§ WORK TO BE COMPLETED:
Reproduce the data below verbatim, line for line, with every character left unchanged.

§ RECORDS:

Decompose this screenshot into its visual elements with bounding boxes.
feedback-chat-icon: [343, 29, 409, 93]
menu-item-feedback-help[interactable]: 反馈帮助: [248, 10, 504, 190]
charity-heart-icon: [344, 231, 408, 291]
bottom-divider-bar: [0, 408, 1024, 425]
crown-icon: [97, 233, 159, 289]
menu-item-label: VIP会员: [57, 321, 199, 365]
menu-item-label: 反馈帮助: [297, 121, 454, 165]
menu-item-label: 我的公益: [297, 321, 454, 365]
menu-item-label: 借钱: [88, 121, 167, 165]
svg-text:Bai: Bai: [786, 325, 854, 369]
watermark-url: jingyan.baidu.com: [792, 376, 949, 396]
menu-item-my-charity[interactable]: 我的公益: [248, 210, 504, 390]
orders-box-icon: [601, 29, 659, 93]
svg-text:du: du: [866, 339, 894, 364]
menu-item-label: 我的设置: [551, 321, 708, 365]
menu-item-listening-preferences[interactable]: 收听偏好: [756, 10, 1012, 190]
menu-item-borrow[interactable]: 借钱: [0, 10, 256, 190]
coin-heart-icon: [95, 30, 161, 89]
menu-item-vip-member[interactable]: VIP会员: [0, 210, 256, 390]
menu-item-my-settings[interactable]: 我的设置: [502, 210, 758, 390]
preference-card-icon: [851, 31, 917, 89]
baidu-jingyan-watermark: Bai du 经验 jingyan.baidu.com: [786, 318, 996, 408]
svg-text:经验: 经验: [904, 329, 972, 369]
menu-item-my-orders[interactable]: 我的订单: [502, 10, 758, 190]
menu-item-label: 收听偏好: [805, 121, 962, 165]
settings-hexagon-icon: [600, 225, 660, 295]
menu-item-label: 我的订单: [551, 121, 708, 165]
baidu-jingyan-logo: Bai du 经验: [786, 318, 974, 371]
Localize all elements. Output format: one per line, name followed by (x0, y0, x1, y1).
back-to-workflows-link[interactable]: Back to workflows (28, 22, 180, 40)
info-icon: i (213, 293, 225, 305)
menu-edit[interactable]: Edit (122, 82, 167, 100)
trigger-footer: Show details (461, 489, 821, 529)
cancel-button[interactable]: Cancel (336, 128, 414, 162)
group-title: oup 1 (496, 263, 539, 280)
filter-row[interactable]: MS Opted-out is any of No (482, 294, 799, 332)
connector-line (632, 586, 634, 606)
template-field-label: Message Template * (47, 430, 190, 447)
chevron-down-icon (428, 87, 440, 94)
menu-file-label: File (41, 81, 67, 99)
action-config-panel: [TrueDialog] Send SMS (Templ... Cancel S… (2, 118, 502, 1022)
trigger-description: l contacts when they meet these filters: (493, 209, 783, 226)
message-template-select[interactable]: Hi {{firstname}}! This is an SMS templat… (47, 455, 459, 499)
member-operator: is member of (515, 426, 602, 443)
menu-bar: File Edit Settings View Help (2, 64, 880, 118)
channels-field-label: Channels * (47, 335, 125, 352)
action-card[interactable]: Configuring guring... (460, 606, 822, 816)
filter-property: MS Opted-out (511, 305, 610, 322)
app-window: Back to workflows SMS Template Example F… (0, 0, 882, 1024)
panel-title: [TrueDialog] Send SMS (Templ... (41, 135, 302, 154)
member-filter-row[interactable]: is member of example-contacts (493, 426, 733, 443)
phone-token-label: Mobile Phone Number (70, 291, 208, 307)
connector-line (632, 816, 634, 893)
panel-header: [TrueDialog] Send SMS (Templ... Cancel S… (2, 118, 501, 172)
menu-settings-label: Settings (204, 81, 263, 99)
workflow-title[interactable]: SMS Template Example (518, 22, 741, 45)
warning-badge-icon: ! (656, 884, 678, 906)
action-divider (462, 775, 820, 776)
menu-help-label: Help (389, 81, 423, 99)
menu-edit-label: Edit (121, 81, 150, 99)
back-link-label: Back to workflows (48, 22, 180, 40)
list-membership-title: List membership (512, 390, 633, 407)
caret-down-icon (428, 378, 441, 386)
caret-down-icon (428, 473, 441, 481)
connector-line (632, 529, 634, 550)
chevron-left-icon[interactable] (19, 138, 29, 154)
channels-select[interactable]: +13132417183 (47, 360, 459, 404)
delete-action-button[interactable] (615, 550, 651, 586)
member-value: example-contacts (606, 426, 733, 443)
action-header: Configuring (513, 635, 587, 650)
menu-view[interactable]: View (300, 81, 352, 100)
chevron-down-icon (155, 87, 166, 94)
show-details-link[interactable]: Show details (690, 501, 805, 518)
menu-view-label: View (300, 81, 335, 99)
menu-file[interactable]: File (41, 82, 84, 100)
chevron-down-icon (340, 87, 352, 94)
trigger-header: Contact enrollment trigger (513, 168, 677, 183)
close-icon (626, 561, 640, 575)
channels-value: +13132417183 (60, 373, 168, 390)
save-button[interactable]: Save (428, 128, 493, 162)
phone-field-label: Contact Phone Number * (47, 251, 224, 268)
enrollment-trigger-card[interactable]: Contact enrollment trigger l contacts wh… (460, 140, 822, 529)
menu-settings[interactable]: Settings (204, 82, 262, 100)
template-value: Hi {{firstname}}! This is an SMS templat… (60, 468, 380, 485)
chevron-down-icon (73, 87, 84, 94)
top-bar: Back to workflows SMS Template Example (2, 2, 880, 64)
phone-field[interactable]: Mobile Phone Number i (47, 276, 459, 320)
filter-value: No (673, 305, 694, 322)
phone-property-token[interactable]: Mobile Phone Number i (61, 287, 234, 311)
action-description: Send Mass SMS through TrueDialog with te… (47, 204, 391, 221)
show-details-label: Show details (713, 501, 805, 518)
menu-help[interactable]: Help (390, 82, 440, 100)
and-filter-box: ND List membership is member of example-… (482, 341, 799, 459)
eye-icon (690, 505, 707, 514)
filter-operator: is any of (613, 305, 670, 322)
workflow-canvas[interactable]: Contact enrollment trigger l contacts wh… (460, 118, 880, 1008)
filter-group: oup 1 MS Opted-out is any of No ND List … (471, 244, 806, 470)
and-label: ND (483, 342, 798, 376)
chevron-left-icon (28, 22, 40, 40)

§ WRITTEN RESPONSE:
Decompose this screenshot into its visual elements with bounding boxes.
feedback-chat-icon: [343, 29, 409, 93]
menu-item-feedback-help[interactable]: 反馈帮助: [248, 10, 504, 190]
charity-heart-icon: [344, 231, 408, 291]
bottom-divider-bar: [0, 408, 1024, 425]
crown-icon: [97, 233, 159, 289]
menu-item-label: VIP会员: [57, 321, 199, 365]
menu-item-label: 反馈帮助: [297, 121, 454, 165]
menu-item-label: 我的公益: [297, 321, 454, 365]
menu-item-label: 借钱: [88, 121, 167, 165]
svg-text:Bai: Bai: [786, 325, 854, 369]
watermark-url: jingyan.baidu.com: [792, 376, 949, 396]
menu-item-my-charity[interactable]: 我的公益: [248, 210, 504, 390]
orders-box-icon: [601, 29, 659, 93]
svg-text:du: du: [866, 339, 894, 364]
menu-item-label: 我的设置: [551, 321, 708, 365]
menu-item-listening-preferences[interactable]: 收听偏好: [756, 10, 1012, 190]
menu-item-borrow[interactable]: 借钱: [0, 10, 256, 190]
coin-heart-icon: [95, 30, 161, 89]
menu-item-vip-member[interactable]: VIP会员: [0, 210, 256, 390]
menu-item-my-settings[interactable]: 我的设置: [502, 210, 758, 390]
preference-card-icon: [851, 31, 917, 89]
baidu-jingyan-watermark: Bai du 经验 jingyan.baidu.com: [786, 318, 996, 408]
svg-text:经验: 经验: [904, 329, 972, 369]
menu-item-my-orders[interactable]: 我的订单: [502, 10, 758, 190]
menu-item-label: 收听偏好: [805, 121, 962, 165]
settings-hexagon-icon: [600, 225, 660, 295]
menu-item-label: 我的订单: [551, 121, 708, 165]
baidu-jingyan-logo: Bai du 经验: [786, 318, 974, 371]
Localize all elements. Output format: one per line, name followed by (x0, y0, x1, y1).
back-to-workflows-link[interactable]: Back to workflows (28, 22, 180, 40)
info-icon: i (213, 293, 225, 305)
menu-edit[interactable]: Edit (122, 82, 167, 100)
trigger-footer: Show details (461, 489, 821, 529)
cancel-button[interactable]: Cancel (336, 128, 414, 162)
group-title: oup 1 (496, 263, 539, 280)
filter-row[interactable]: MS Opted-out is any of No (482, 294, 799, 332)
connector-line (632, 586, 634, 606)
template-field-label: Message Template * (47, 430, 190, 447)
chevron-down-icon (428, 87, 440, 94)
menu-file-label: File (41, 81, 67, 99)
action-config-panel: [TrueDialog] Send SMS (Templ... Cancel S… (2, 118, 502, 1022)
trigger-description: l contacts when they meet these filters: (493, 209, 783, 226)
message-template-select[interactable]: Hi {{firstname}}! This is an SMS templat… (47, 455, 459, 499)
member-operator: is member of (515, 426, 602, 443)
menu-bar: File Edit Settings View Help (2, 64, 880, 118)
channels-field-label: Channels * (47, 335, 125, 352)
action-card[interactable]: Configuring guring... (460, 606, 822, 816)
filter-property: MS Opted-out (511, 305, 610, 322)
app-window: Back to workflows SMS Template Example F… (0, 0, 882, 1024)
panel-title: [TrueDialog] Send SMS (Templ... (41, 135, 302, 154)
member-filter-row[interactable]: is member of example-contacts (493, 426, 733, 443)
phone-token-label: Mobile Phone Number (70, 291, 208, 307)
connector-line (632, 816, 634, 893)
panel-header: [TrueDialog] Send SMS (Templ... Cancel S… (2, 118, 501, 172)
menu-settings-label: Settings (204, 81, 263, 99)
workflow-title[interactable]: SMS Template Example (518, 22, 741, 45)
warning-badge-icon: ! (656, 884, 678, 906)
action-divider (462, 775, 820, 776)
menu-help-label: Help (389, 81, 423, 99)
menu-edit-label: Edit (121, 81, 150, 99)
back-link-label: Back to workflows (48, 22, 180, 40)
list-membership-title: List membership (512, 390, 633, 407)
caret-down-icon (428, 378, 441, 386)
caret-down-icon (428, 473, 441, 481)
connector-line (632, 529, 634, 550)
chevron-left-icon[interactable] (19, 138, 29, 154)
channels-select[interactable]: +13132417183 (47, 360, 459, 404)
delete-action-button[interactable] (615, 550, 651, 586)
member-value: example-contacts (606, 426, 733, 443)
action-header: Configuring (513, 635, 587, 650)
menu-view[interactable]: View (300, 81, 352, 100)
chevron-down-icon (155, 87, 166, 94)
show-details-link[interactable]: Show details (690, 501, 805, 518)
menu-view-label: View (300, 81, 335, 99)
menu-file[interactable]: File (41, 82, 84, 100)
chevron-down-icon (340, 87, 352, 94)
trigger-header: Contact enrollment trigger (513, 168, 677, 183)
close-icon (626, 561, 640, 575)
channels-value: +13132417183 (60, 373, 168, 390)
save-button[interactable]: Save (428, 128, 493, 162)
phone-field-label: Contact Phone Number * (47, 251, 224, 268)
enrollment-trigger-card[interactable]: Contact enrollment trigger l contacts wh… (460, 140, 822, 529)
menu-settings[interactable]: Settings (204, 82, 262, 100)
template-value: Hi {{firstname}}! This is an SMS templat… (60, 468, 380, 485)
chevron-down-icon (73, 87, 84, 94)
top-bar: Back to workflows SMS Template Example (2, 2, 880, 64)
phone-field[interactable]: Mobile Phone Number i (47, 276, 459, 320)
filter-value: No (673, 305, 694, 322)
phone-property-token[interactable]: Mobile Phone Number i (61, 287, 234, 311)
action-description: Send Mass SMS through TrueDialog with te… (47, 204, 391, 221)
show-details-label: Show details (713, 501, 805, 518)
menu-help[interactable]: Help (390, 82, 440, 100)
and-filter-box: ND List membership is member of example-… (482, 341, 799, 459)
eye-icon (690, 505, 707, 514)
filter-operator: is any of (613, 305, 670, 322)
workflow-canvas[interactable]: Contact enrollment trigger l contacts wh… (460, 118, 880, 1008)
filter-group: oup 1 MS Opted-out is any of No ND List … (471, 244, 806, 470)
and-label: ND (483, 342, 798, 376)
chevron-left-icon (28, 22, 40, 40)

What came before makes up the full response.